═══ Material to process

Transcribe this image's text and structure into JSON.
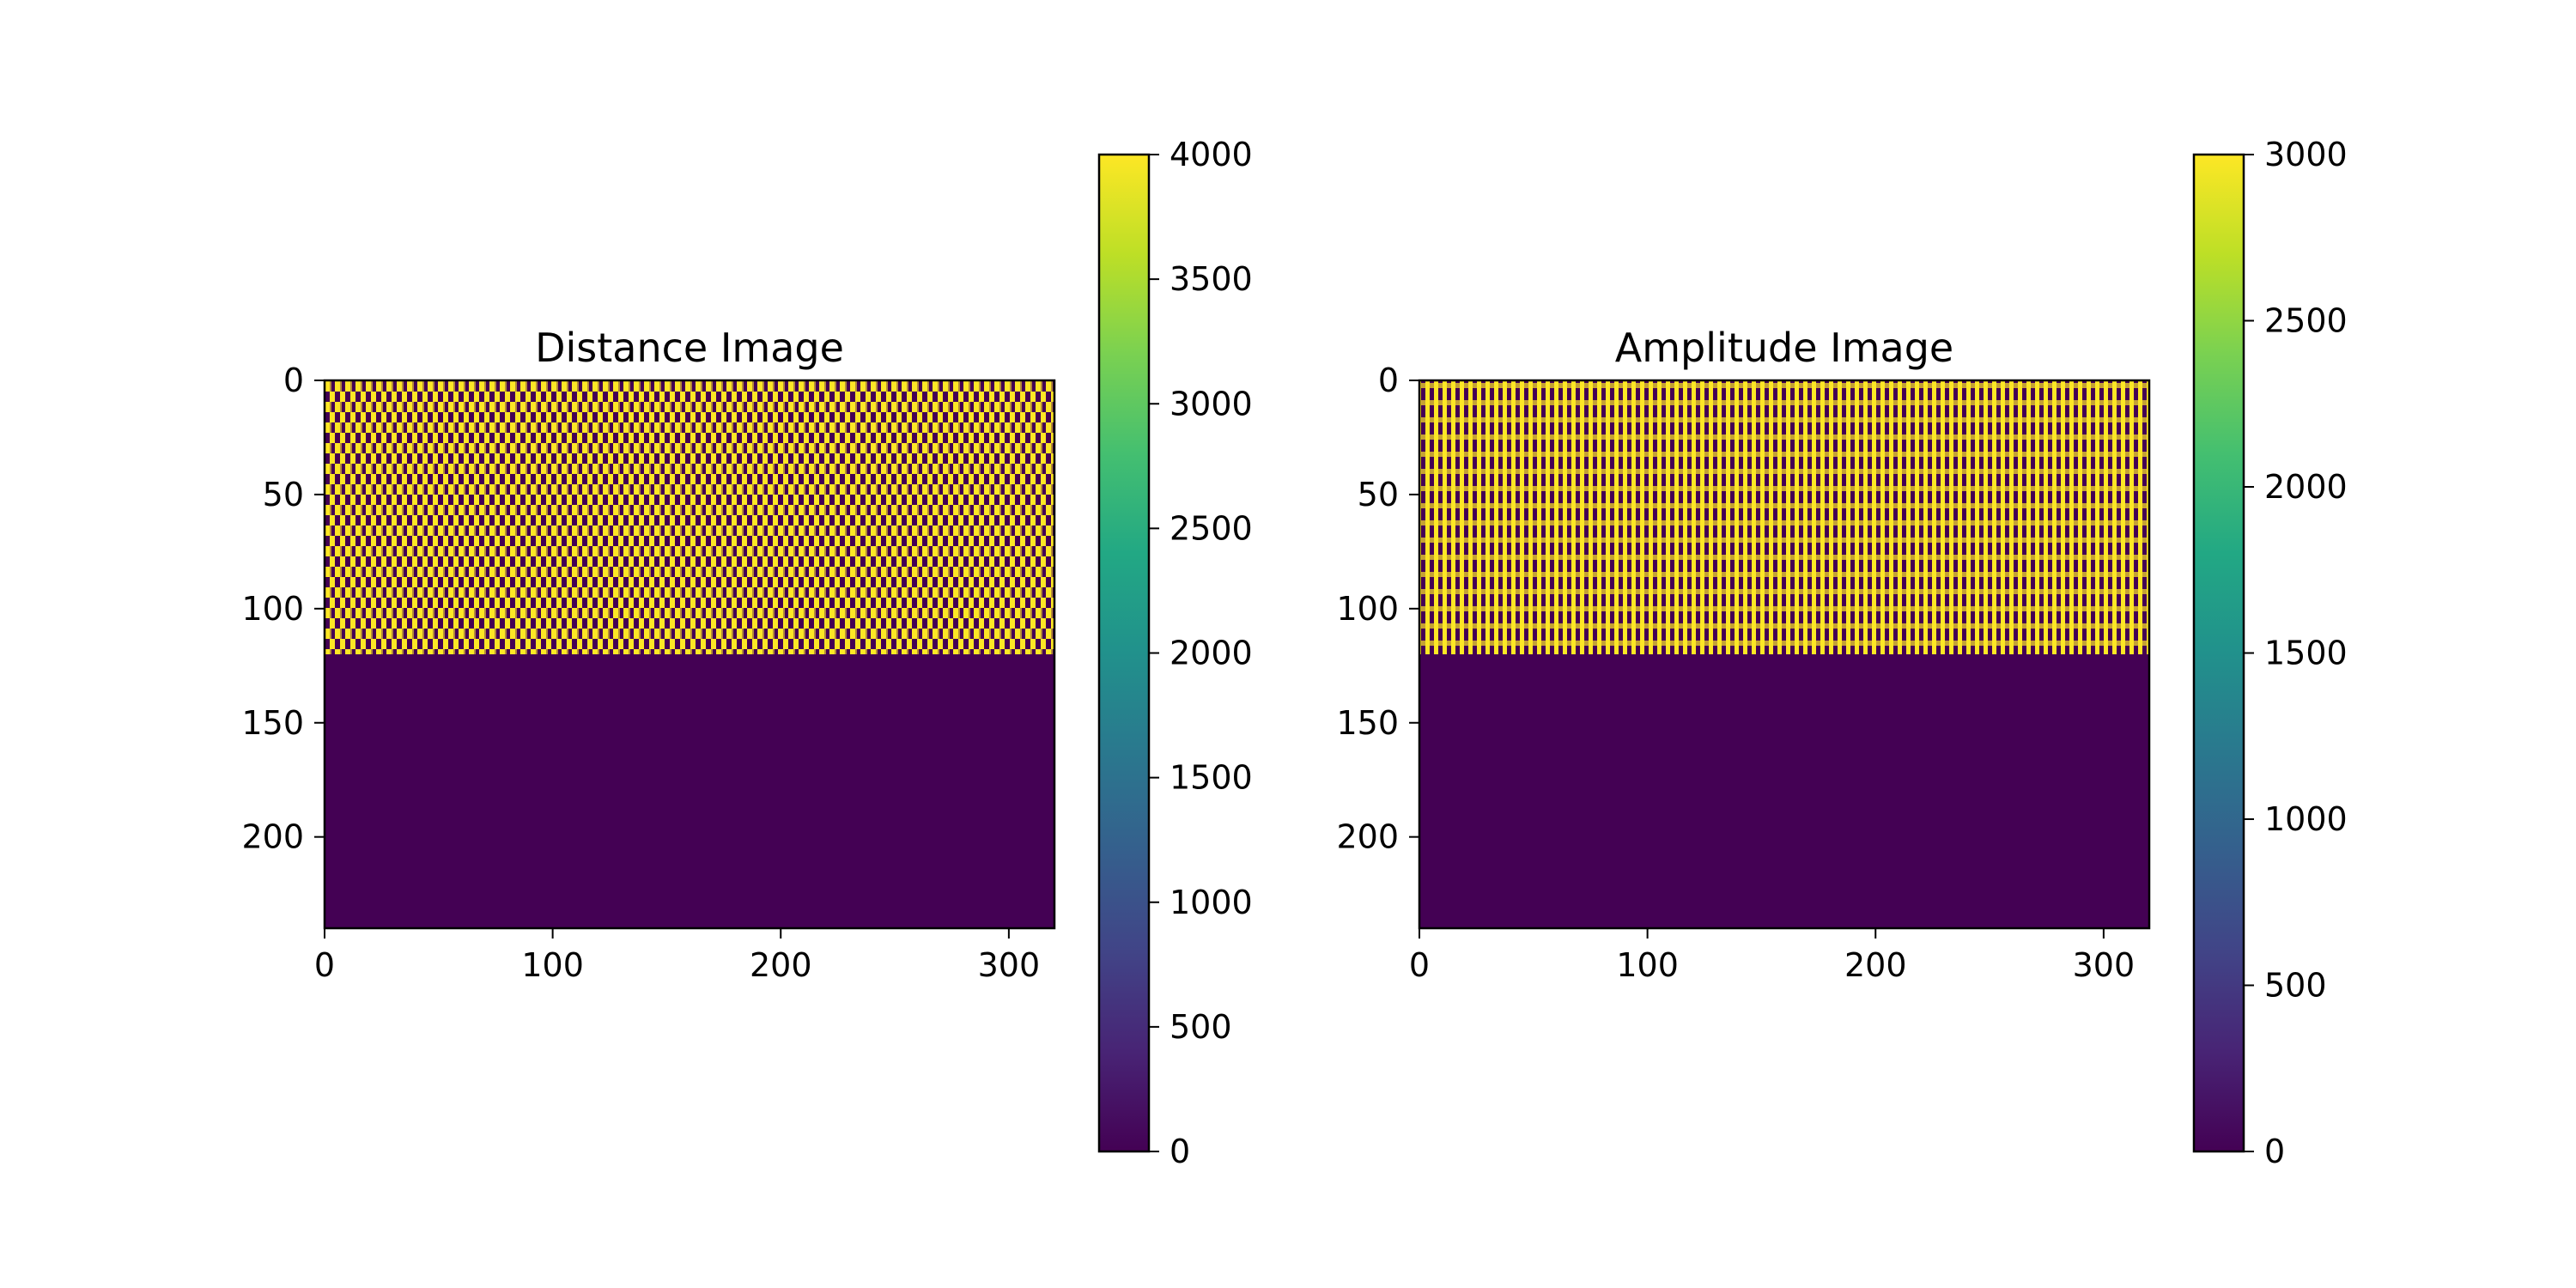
{
  "chart_data": [
    {
      "type": "heatmap",
      "title": "Distance Image",
      "colormap": "viridis",
      "xlim": [
        0,
        320
      ],
      "ylim": [
        240,
        0
      ],
      "xticks": [
        0,
        100,
        200,
        300
      ],
      "xtick_labels": [
        "0",
        "100",
        "200",
        "300"
      ],
      "yticks": [
        0,
        50,
        100,
        150,
        200
      ],
      "ytick_labels": [
        "0",
        "50",
        "100",
        "150",
        "200"
      ],
      "image_rows": 240,
      "image_cols": 320,
      "regions": [
        {
          "rows": [
            0,
            120
          ],
          "pattern": "alternating",
          "values": [
            0,
            4000
          ]
        },
        {
          "rows": [
            120,
            240
          ],
          "pattern": "uniform",
          "value": 0
        }
      ],
      "colorbar": {
        "range": [
          0,
          4000
        ],
        "ticks": [
          0,
          500,
          1000,
          1500,
          2000,
          2500,
          3000,
          3500,
          4000
        ],
        "tick_labels": [
          "0",
          "500",
          "1000",
          "1500",
          "2000",
          "2500",
          "3000",
          "3500",
          "4000"
        ]
      }
    },
    {
      "type": "heatmap",
      "title": "Amplitude Image",
      "colormap": "viridis",
      "xlim": [
        0,
        320
      ],
      "ylim": [
        240,
        0
      ],
      "xticks": [
        0,
        100,
        200,
        300
      ],
      "xtick_labels": [
        "0",
        "100",
        "200",
        "300"
      ],
      "yticks": [
        0,
        50,
        100,
        150,
        200
      ],
      "ytick_labels": [
        "0",
        "50",
        "100",
        "150",
        "200"
      ],
      "image_rows": 240,
      "image_cols": 320,
      "regions": [
        {
          "rows": [
            0,
            120
          ],
          "pattern": "alternating",
          "values": [
            0,
            3000
          ]
        },
        {
          "rows": [
            120,
            240
          ],
          "pattern": "uniform",
          "value": 0
        }
      ],
      "colorbar": {
        "range": [
          0,
          3000
        ],
        "ticks": [
          0,
          500,
          1000,
          1500,
          2000,
          2500,
          3000
        ],
        "tick_labels": [
          "0",
          "500",
          "1000",
          "1500",
          "2000",
          "2500",
          "3000"
        ]
      }
    }
  ]
}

══════

Task requirements: Output an exact copy of the material, with the pictures removed.

Solution to the problem:
Transcribe this image's text and structure into JSON.
{
  "chart_data": [
    {
      "type": "heatmap",
      "title": "Distance Image",
      "colormap": "viridis",
      "xlim": [
        0,
        320
      ],
      "ylim": [
        240,
        0
      ],
      "xticks": [
        0,
        100,
        200,
        300
      ],
      "xtick_labels": [
        "0",
        "100",
        "200",
        "300"
      ],
      "yticks": [
        0,
        50,
        100,
        150,
        200
      ],
      "ytick_labels": [
        "0",
        "50",
        "100",
        "150",
        "200"
      ],
      "image_rows": 240,
      "image_cols": 320,
      "regions": [
        {
          "rows": [
            0,
            120
          ],
          "pattern": "alternating",
          "values": [
            0,
            4000
          ]
        },
        {
          "rows": [
            120,
            240
          ],
          "pattern": "uniform",
          "value": 0
        }
      ],
      "colorbar": {
        "range": [
          0,
          4000
        ],
        "ticks": [
          0,
          500,
          1000,
          1500,
          2000,
          2500,
          3000,
          3500,
          4000
        ],
        "tick_labels": [
          "0",
          "500",
          "1000",
          "1500",
          "2000",
          "2500",
          "3000",
          "3500",
          "4000"
        ]
      }
    },
    {
      "type": "heatmap",
      "title": "Amplitude Image",
      "colormap": "viridis",
      "xlim": [
        0,
        320
      ],
      "ylim": [
        240,
        0
      ],
      "xticks": [
        0,
        100,
        200,
        300
      ],
      "xtick_labels": [
        "0",
        "100",
        "200",
        "300"
      ],
      "yticks": [
        0,
        50,
        100,
        150,
        200
      ],
      "ytick_labels": [
        "0",
        "50",
        "100",
        "150",
        "200"
      ],
      "image_rows": 240,
      "image_cols": 320,
      "regions": [
        {
          "rows": [
            0,
            120
          ],
          "pattern": "alternating",
          "values": [
            0,
            3000
          ]
        },
        {
          "rows": [
            120,
            240
          ],
          "pattern": "uniform",
          "value": 0
        }
      ],
      "colorbar": {
        "range": [
          0,
          3000
        ],
        "ticks": [
          0,
          500,
          1000,
          1500,
          2000,
          2500,
          3000
        ],
        "tick_labels": [
          "0",
          "500",
          "1000",
          "1500",
          "2000",
          "2500",
          "3000"
        ]
      }
    }
  ]
}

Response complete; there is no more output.